Find the lines containing the word "November" and copy every one of them.

— Dataset —
'''
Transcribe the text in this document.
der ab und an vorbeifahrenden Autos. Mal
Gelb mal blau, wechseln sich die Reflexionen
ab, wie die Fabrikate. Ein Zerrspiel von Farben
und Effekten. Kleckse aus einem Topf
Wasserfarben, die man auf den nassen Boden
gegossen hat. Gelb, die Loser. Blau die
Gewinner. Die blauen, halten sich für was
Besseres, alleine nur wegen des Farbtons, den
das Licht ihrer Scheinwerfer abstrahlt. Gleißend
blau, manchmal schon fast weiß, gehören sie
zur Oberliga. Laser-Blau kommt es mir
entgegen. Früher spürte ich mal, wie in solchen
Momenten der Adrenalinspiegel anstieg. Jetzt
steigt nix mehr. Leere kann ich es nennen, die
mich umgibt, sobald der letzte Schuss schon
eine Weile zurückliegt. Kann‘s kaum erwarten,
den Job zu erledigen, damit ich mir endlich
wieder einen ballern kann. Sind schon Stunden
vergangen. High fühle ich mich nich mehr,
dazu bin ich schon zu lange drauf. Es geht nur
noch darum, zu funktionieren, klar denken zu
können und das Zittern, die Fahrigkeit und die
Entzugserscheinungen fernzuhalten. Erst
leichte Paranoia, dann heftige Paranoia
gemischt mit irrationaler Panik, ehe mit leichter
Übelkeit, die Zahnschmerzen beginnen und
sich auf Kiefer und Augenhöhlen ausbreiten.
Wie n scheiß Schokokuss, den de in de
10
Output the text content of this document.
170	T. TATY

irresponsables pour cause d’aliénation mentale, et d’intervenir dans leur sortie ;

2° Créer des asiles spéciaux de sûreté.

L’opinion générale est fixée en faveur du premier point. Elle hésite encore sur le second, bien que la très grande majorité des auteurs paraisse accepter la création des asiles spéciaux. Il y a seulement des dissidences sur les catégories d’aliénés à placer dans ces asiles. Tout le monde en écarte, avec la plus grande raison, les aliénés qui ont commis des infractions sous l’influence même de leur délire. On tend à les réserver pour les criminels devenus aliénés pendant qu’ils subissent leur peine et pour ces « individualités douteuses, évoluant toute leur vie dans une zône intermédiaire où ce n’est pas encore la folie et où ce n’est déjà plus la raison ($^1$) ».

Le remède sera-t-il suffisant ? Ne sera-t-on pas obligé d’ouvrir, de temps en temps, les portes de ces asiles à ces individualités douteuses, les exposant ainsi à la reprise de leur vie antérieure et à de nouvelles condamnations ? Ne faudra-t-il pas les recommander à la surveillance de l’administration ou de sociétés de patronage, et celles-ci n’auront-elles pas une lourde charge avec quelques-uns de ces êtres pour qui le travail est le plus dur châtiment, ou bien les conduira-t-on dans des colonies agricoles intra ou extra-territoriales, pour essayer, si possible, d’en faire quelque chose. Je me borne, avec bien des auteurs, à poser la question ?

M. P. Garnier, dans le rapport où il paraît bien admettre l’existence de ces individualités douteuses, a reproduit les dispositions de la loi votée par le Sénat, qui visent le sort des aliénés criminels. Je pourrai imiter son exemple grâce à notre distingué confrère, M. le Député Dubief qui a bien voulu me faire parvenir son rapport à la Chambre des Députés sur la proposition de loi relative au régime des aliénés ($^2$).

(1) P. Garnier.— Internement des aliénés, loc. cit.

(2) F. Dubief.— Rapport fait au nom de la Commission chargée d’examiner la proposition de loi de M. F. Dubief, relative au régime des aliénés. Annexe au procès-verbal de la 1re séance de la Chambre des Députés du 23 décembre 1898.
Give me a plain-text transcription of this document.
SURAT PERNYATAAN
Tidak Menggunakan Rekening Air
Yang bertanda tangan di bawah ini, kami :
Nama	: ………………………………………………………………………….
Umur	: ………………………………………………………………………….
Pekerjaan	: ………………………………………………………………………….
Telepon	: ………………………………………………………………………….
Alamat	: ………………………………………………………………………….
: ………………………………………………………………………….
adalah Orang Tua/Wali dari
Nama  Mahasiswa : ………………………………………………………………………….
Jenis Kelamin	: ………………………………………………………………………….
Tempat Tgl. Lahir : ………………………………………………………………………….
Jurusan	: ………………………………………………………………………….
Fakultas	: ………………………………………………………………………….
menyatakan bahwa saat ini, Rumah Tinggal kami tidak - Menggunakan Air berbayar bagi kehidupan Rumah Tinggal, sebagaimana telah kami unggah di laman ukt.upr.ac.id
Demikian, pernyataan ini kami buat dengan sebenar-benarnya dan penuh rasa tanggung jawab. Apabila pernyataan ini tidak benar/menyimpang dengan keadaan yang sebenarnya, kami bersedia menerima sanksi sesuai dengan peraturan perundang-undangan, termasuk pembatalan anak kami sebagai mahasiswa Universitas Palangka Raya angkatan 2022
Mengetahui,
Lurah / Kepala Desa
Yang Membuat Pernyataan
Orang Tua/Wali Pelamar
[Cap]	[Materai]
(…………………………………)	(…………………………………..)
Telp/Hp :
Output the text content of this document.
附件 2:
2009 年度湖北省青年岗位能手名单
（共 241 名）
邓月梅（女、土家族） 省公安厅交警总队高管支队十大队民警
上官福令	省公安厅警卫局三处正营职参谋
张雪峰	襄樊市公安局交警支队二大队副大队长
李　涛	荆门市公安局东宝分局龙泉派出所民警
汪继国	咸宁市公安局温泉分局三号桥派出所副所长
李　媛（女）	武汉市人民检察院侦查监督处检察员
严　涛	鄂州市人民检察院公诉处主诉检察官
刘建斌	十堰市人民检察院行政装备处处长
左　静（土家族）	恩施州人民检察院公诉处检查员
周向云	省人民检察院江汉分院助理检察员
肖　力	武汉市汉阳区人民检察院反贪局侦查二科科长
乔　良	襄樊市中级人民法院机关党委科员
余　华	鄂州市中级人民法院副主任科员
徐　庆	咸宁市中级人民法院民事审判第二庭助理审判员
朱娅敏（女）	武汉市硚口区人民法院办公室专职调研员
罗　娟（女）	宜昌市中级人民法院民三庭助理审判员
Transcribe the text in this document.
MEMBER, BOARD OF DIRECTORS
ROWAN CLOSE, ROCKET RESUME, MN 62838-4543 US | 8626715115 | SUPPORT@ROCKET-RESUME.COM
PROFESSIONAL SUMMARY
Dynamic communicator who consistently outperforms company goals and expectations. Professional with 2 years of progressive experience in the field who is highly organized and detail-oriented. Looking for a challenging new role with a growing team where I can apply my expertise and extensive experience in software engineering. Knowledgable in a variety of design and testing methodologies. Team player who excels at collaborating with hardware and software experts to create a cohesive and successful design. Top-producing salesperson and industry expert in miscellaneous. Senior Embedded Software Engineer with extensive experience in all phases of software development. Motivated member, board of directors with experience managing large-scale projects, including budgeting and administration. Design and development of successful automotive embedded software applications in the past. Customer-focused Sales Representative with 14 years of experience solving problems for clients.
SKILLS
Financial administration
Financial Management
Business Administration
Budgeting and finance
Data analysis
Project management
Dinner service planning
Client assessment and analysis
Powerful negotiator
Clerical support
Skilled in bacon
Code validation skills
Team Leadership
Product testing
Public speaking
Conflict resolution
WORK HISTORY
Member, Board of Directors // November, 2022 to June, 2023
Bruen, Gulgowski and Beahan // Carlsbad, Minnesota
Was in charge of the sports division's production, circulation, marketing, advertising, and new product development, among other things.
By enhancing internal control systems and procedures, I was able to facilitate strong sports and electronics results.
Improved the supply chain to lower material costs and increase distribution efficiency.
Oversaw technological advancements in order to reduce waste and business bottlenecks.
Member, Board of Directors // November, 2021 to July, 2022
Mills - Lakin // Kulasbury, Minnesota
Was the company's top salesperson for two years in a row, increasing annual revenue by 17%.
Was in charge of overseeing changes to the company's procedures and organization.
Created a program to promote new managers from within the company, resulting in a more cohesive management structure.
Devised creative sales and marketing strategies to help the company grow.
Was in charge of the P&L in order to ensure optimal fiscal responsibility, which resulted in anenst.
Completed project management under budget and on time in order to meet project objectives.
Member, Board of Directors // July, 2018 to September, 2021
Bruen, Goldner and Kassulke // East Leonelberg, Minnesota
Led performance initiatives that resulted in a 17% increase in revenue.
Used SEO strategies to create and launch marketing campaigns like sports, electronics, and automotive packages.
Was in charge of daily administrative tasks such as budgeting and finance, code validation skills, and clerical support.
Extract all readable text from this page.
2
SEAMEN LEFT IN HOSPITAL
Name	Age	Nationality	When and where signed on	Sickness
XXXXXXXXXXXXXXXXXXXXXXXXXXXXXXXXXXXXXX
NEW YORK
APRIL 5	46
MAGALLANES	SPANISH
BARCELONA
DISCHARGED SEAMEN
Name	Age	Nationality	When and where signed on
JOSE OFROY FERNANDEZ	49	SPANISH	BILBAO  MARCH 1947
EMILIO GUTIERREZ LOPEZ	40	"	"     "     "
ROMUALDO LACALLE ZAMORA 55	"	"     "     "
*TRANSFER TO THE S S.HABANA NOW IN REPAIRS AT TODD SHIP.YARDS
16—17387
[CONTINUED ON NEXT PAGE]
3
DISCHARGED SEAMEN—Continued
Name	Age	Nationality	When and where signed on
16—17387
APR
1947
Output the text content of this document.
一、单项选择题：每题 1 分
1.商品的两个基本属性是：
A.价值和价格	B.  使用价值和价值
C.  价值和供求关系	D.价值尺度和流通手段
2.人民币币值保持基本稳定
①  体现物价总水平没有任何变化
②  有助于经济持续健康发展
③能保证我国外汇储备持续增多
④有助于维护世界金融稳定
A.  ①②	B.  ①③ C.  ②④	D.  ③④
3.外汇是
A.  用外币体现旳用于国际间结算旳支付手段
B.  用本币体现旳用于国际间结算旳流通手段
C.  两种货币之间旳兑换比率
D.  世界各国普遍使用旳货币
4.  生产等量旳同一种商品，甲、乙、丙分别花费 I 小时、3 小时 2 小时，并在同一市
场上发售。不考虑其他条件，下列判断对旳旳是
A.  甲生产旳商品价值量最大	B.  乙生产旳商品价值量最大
'''
— Solution below —
Member, Board of Directors // November, 2022 to June, 2023
Member, Board of Directors // November, 2021 to July, 2022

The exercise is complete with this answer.